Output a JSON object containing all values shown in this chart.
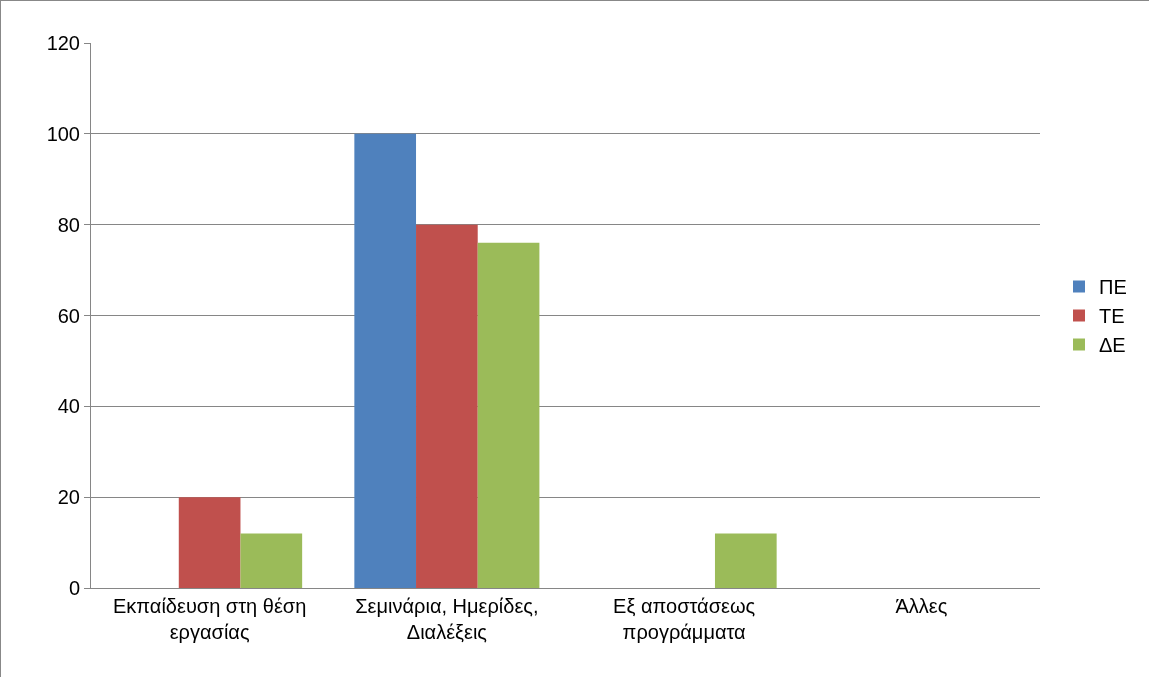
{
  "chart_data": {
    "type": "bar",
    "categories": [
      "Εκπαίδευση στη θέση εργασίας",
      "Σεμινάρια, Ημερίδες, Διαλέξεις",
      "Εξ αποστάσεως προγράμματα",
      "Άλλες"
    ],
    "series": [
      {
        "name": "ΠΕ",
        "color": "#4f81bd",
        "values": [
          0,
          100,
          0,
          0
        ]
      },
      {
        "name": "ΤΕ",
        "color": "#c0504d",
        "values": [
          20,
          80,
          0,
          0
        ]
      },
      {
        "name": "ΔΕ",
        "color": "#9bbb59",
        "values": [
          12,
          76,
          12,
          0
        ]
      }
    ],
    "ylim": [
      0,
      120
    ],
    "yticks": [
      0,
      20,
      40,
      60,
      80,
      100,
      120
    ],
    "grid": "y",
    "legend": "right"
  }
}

______

### Work required
Without the pictures, write out every entry precisely as it appears.

### Answer to this exercise
Output a JSON object containing all values shown in this chart.
{
  "chart_data": {
    "type": "bar",
    "categories": [
      "Εκπαίδευση στη θέση εργασίας",
      "Σεμινάρια, Ημερίδες, Διαλέξεις",
      "Εξ αποστάσεως προγράμματα",
      "Άλλες"
    ],
    "series": [
      {
        "name": "ΠΕ",
        "color": "#4f81bd",
        "values": [
          0,
          100,
          0,
          0
        ]
      },
      {
        "name": "ΤΕ",
        "color": "#c0504d",
        "values": [
          20,
          80,
          0,
          0
        ]
      },
      {
        "name": "ΔΕ",
        "color": "#9bbb59",
        "values": [
          12,
          76,
          12,
          0
        ]
      }
    ],
    "ylim": [
      0,
      120
    ],
    "yticks": [
      0,
      20,
      40,
      60,
      80,
      100,
      120
    ],
    "grid": "y",
    "legend": "right"
  }
}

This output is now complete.